Data records:

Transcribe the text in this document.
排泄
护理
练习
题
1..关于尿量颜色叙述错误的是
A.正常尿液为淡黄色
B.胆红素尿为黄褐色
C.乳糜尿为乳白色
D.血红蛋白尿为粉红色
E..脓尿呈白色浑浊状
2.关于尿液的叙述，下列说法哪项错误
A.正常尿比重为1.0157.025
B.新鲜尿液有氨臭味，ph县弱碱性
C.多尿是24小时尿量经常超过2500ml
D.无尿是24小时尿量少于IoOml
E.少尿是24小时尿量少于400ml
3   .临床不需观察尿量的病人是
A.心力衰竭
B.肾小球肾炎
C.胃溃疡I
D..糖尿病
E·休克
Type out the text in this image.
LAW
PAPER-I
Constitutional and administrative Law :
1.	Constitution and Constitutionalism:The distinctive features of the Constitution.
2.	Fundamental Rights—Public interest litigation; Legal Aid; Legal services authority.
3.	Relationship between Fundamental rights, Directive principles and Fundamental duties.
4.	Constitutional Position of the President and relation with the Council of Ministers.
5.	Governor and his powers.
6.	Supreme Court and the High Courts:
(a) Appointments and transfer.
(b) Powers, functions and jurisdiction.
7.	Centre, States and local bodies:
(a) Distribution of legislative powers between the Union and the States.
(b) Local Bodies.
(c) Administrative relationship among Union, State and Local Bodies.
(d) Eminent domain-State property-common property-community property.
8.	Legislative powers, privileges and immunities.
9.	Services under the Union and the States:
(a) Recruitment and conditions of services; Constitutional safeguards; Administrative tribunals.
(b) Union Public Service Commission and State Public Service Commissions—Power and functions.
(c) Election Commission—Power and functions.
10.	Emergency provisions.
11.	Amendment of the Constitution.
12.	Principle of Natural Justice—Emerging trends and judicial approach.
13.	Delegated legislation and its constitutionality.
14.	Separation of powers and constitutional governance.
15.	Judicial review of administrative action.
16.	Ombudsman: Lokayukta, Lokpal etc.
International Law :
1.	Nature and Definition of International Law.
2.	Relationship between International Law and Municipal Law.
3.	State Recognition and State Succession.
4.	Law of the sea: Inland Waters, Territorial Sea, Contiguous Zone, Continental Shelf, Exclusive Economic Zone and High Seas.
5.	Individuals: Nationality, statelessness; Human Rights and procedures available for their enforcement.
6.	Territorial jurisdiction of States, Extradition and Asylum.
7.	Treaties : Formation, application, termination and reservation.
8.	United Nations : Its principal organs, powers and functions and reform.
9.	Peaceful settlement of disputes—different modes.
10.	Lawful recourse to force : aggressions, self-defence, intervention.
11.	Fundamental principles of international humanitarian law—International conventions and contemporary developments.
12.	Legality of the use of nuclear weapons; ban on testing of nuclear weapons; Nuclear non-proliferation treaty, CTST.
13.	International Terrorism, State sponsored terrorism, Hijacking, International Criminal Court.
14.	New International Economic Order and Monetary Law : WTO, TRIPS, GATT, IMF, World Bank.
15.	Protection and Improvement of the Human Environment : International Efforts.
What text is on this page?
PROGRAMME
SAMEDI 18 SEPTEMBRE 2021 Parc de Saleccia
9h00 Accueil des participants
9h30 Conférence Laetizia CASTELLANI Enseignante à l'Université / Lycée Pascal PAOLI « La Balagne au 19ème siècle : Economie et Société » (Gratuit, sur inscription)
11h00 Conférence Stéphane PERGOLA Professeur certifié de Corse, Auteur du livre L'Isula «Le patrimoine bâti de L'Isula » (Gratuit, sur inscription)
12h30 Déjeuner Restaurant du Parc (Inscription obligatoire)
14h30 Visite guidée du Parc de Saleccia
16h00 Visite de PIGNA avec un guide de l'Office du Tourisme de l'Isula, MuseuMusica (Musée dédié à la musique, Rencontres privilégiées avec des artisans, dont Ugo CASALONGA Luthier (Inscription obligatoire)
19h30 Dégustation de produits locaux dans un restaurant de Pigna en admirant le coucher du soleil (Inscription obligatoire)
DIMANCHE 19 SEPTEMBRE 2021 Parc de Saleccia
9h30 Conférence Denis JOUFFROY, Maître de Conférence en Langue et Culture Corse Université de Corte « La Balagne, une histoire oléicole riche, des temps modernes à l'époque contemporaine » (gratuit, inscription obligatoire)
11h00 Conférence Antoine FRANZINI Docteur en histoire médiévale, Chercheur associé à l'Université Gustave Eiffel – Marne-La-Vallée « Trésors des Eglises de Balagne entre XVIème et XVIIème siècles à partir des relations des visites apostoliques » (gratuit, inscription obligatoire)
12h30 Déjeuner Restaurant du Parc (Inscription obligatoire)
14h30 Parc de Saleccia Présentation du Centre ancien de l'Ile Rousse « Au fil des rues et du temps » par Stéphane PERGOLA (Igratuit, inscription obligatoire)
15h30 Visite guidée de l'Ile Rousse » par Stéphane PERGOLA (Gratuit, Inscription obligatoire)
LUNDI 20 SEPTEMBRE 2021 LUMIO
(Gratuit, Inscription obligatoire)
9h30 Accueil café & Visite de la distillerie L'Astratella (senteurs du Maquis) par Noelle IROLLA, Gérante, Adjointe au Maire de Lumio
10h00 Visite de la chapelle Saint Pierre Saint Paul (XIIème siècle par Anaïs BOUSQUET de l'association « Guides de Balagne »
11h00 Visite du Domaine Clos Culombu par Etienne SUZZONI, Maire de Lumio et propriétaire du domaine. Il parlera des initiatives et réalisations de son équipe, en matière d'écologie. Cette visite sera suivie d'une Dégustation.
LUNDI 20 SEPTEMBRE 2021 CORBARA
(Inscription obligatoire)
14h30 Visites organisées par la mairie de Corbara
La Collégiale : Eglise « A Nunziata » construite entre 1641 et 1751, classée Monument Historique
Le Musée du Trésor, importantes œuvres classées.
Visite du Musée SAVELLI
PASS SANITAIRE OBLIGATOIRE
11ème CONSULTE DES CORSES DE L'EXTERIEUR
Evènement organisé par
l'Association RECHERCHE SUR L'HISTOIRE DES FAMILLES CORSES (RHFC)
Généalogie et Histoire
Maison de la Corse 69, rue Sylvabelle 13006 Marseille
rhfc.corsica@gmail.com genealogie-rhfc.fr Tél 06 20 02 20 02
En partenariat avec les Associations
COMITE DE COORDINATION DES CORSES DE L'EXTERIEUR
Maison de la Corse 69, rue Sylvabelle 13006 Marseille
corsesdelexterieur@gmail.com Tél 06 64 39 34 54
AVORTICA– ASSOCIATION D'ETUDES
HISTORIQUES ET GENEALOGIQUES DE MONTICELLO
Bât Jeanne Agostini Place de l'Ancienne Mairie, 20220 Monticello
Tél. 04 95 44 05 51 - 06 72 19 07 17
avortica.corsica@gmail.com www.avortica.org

Task directions → Nothing may be left out: return each entry exactly as it reads.

Response for this exercise →
Transcribe the text in this document.
排泄
护理
练习
题
1..关于尿量颜色叙述错误的是
A.正常尿液为淡黄色
B.胆红素尿为黄褐色
C.乳糜尿为乳白色
D.血红蛋白尿为粉红色
E..脓尿呈白色浑浊状
2.关于尿液的叙述，下列说法哪项错误
A.正常尿比重为1.0157.025
B.新鲜尿液有氨臭味，ph县弱碱性
C.多尿是24小时尿量经常超过2500ml
D.无尿是24小时尿量少于IoOml
E.少尿是24小时尿量少于400ml
3   .临床不需观察尿量的病人是
A.心力衰竭
B.肾小球肾炎
C.胃溃疡I
D..糖尿病
E·休克
Type out the text in this image.
LAW
PAPER-I
Constitutional and administrative Law :
1.	Constitution and Constitutionalism:The distinctive features of the Constitution.
2.	Fundamental Rights—Public interest litigation; Legal Aid; Legal services authority.
3.	Relationship between Fundamental rights, Directive principles and Fundamental duties.
4.	Constitutional Position of the President and relation with the Council of Ministers.
5.	Governor and his powers.
6.	Supreme Court and the High Courts:
(a) Appointments and transfer.
(b) Powers, functions and jurisdiction.
7.	Centre, States and local bodies:
(a) Distribution of legislative powers between the Union and the States.
(b) Local Bodies.
(c) Administrative relationship among Union, State and Local Bodies.
(d) Eminent domain-State property-common property-community property.
8.	Legislative powers, privileges and immunities.
9.	Services under the Union and the States:
(a) Recruitment and conditions of services; Constitutional safeguards; Administrative tribunals.
(b) Union Public Service Commission and State Public Service Commissions—Power and functions.
(c) Election Commission—Power and functions.
10.	Emergency provisions.
11.	Amendment of the Constitution.
12.	Principle of Natural Justice—Emerging trends and judicial approach.
13.	Delegated legislation and its constitutionality.
14.	Separation of powers and constitutional governance.
15.	Judicial review of administrative action.
16.	Ombudsman: Lokayukta, Lokpal etc.
International Law :
1.	Nature and Definition of International Law.
2.	Relationship between International Law and Municipal Law.
3.	State Recognition and State Succession.
4.	Law of the sea: Inland Waters, Territorial Sea, Contiguous Zone, Continental Shelf, Exclusive Economic Zone and High Seas.
5.	Individuals: Nationality, statelessness; Human Rights and procedures available for their enforcement.
6.	Territorial jurisdiction of States, Extradition and Asylum.
7.	Treaties : Formation, application, termination and reservation.
8.	United Nations : Its principal organs, powers and functions and reform.
9.	Peaceful settlement of disputes—different modes.
10.	Lawful recourse to force : aggressions, self-defence, intervention.
11.	Fundamental principles of international humanitarian law—International conventions and contemporary developments.
12.	Legality of the use of nuclear weapons; ban on testing of nuclear weapons; Nuclear non-proliferation treaty, CTST.
13.	International Terrorism, State sponsored terrorism, Hijacking, International Criminal Court.
14.	New International Economic Order and Monetary Law : WTO, TRIPS, GATT, IMF, World Bank.
15.	Protection and Improvement of the Human Environment : International Efforts.
What text is on this page?
PROGRAMME
SAMEDI 18 SEPTEMBRE 2021 Parc de Saleccia
9h00 Accueil des participants
9h30 Conférence Laetizia CASTELLANI Enseignante à l'Université / Lycée Pascal PAOLI « La Balagne au 19ème siècle : Economie et Société » (Gratuit, sur inscription)
11h00 Conférence Stéphane PERGOLA Professeur certifié de Corse, Auteur du livre L'Isula «Le patrimoine bâti de L'Isula » (Gratuit, sur inscription)
12h30 Déjeuner Restaurant du Parc (Inscription obligatoire)
14h30 Visite guidée du Parc de Saleccia
16h00 Visite de PIGNA avec un guide de l'Office du Tourisme de l'Isula, MuseuMusica (Musée dédié à la musique, Rencontres privilégiées avec des artisans, dont Ugo CASALONGA Luthier (Inscription obligatoire)
19h30 Dégustation de produits locaux dans un restaurant de Pigna en admirant le coucher du soleil (Inscription obligatoire)
DIMANCHE 19 SEPTEMBRE 2021 Parc de Saleccia
9h30 Conférence Denis JOUFFROY, Maître de Conférence en Langue et Culture Corse Université de Corte « La Balagne, une histoire oléicole riche, des temps modernes à l'époque contemporaine » (gratuit, inscription obligatoire)
11h00 Conférence Antoine FRANZINI Docteur en histoire médiévale, Chercheur associé à l'Université Gustave Eiffel – Marne-La-Vallée « Trésors des Eglises de Balagne entre XVIème et XVIIème siècles à partir des relations des visites apostoliques » (gratuit, inscription obligatoire)
12h30 Déjeuner Restaurant du Parc (Inscription obligatoire)
14h30 Parc de Saleccia Présentation du Centre ancien de l'Ile Rousse « Au fil des rues et du temps » par Stéphane PERGOLA (Igratuit, inscription obligatoire)
15h30 Visite guidée de l'Ile Rousse » par Stéphane PERGOLA (Gratuit, Inscription obligatoire)
LUNDI 20 SEPTEMBRE 2021 LUMIO
(Gratuit, Inscription obligatoire)
9h30 Accueil café & Visite de la distillerie L'Astratella (senteurs du Maquis) par Noelle IROLLA, Gérante, Adjointe au Maire de Lumio
10h00 Visite de la chapelle Saint Pierre Saint Paul (XIIème siècle par Anaïs BOUSQUET de l'association « Guides de Balagne »
11h00 Visite du Domaine Clos Culombu par Etienne SUZZONI, Maire de Lumio et propriétaire du domaine. Il parlera des initiatives et réalisations de son équipe, en matière d'écologie. Cette visite sera suivie d'une Dégustation.
LUNDI 20 SEPTEMBRE 2021 CORBARA
(Inscription obligatoire)
14h30 Visites organisées par la mairie de Corbara
La Collégiale : Eglise « A Nunziata » construite entre 1641 et 1751, classée Monument Historique
Le Musée du Trésor, importantes œuvres classées.
Visite du Musée SAVELLI
PASS SANITAIRE OBLIGATOIRE
11ème CONSULTE DES CORSES DE L'EXTERIEUR
Evènement organisé par
l'Association RECHERCHE SUR L'HISTOIRE DES FAMILLES CORSES (RHFC)
Généalogie et Histoire
Maison de la Corse 69, rue Sylvabelle 13006 Marseille
rhfc.corsica@gmail.com genealogie-rhfc.fr Tél 06 20 02 20 02
En partenariat avec les Associations
COMITE DE COORDINATION DES CORSES DE L'EXTERIEUR
Maison de la Corse 69, rue Sylvabelle 13006 Marseille
corsesdelexterieur@gmail.com Tél 06 64 39 34 54
AVORTICA– ASSOCIATION D'ETUDES
HISTORIQUES ET GENEALOGIQUES DE MONTICELLO
Bât Jeanne Agostini Place de l'Ancienne Mairie, 20220 Monticello
Tél. 04 95 44 05 51 - 06 72 19 07 17
avortica.corsica@gmail.com www.avortica.org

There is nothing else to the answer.